→ **Goal**: Below are some records; repeat them all exactly, minus the pictures.

[Items from a dataset]
-- BEGIN --
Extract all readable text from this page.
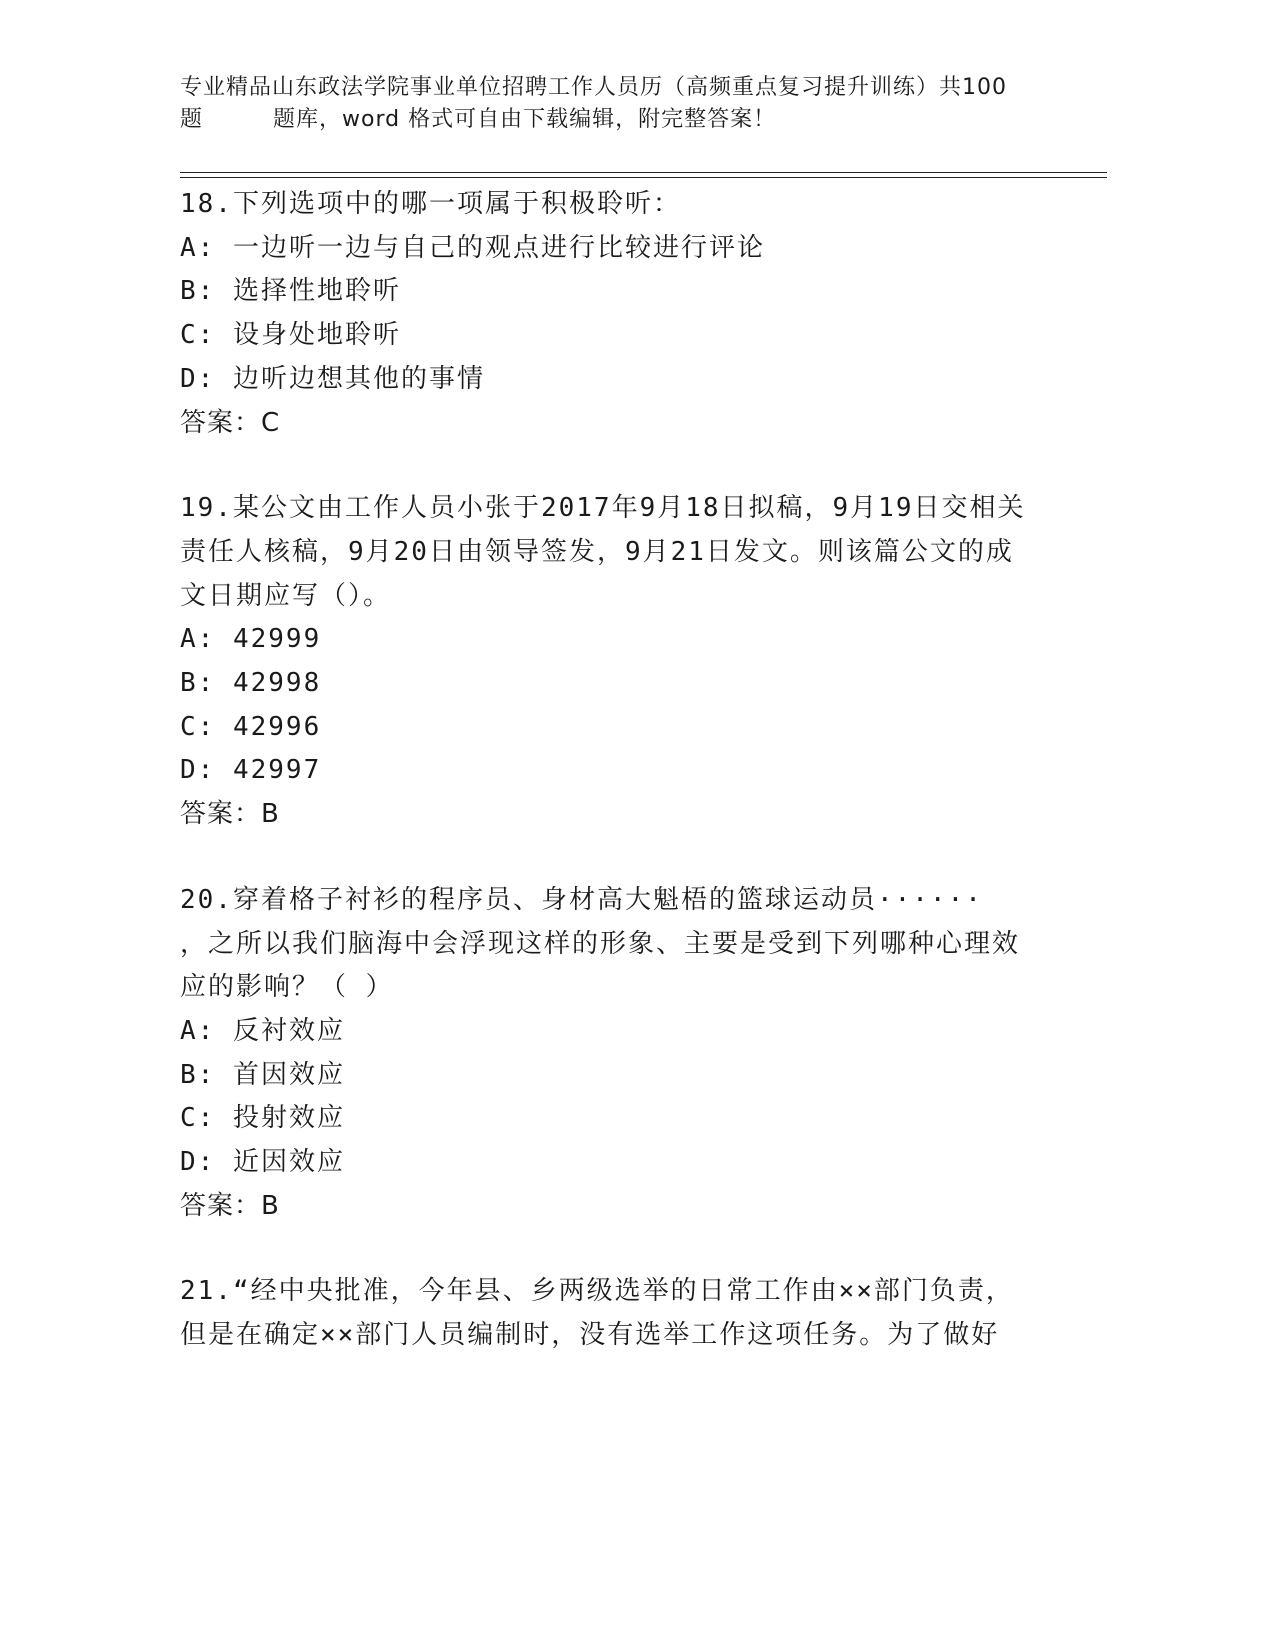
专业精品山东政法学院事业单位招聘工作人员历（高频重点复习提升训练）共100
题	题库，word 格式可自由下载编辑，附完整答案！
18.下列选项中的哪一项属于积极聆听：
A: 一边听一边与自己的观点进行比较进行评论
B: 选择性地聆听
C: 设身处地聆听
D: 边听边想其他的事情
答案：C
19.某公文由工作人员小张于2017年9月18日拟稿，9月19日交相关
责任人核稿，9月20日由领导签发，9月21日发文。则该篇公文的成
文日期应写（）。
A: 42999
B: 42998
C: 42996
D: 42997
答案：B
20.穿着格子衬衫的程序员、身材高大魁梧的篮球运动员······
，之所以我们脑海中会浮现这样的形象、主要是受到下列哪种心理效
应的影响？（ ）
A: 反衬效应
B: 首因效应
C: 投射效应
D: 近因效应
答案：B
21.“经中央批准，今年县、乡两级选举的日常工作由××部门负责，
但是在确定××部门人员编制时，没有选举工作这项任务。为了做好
-- END --
→ **Exercise response**:
Extract all readable text from this page.
专业精品山东政法学院事业单位招聘工作人员历（高频重点复习提升训练）共100
题	题库，word 格式可自由下载编辑，附完整答案！
18.下列选项中的哪一项属于积极聆听：
A: 一边听一边与自己的观点进行比较进行评论
B: 选择性地聆听
C: 设身处地聆听
D: 边听边想其他的事情
答案：C
19.某公文由工作人员小张于2017年9月18日拟稿，9月19日交相关
责任人核稿，9月20日由领导签发，9月21日发文。则该篇公文的成
文日期应写（）。
A: 42999
B: 42998
C: 42996
D: 42997
答案：B
20.穿着格子衬衫的程序员、身材高大魁梧的篮球运动员······
，之所以我们脑海中会浮现这样的形象、主要是受到下列哪种心理效
应的影响？（ ）
A: 反衬效应
B: 首因效应
C: 投射效应
D: 近因效应
答案：B
21.“经中央批准，今年县、乡两级选举的日常工作由××部门负责，
但是在确定××部门人员编制时，没有选举工作这项任务。为了做好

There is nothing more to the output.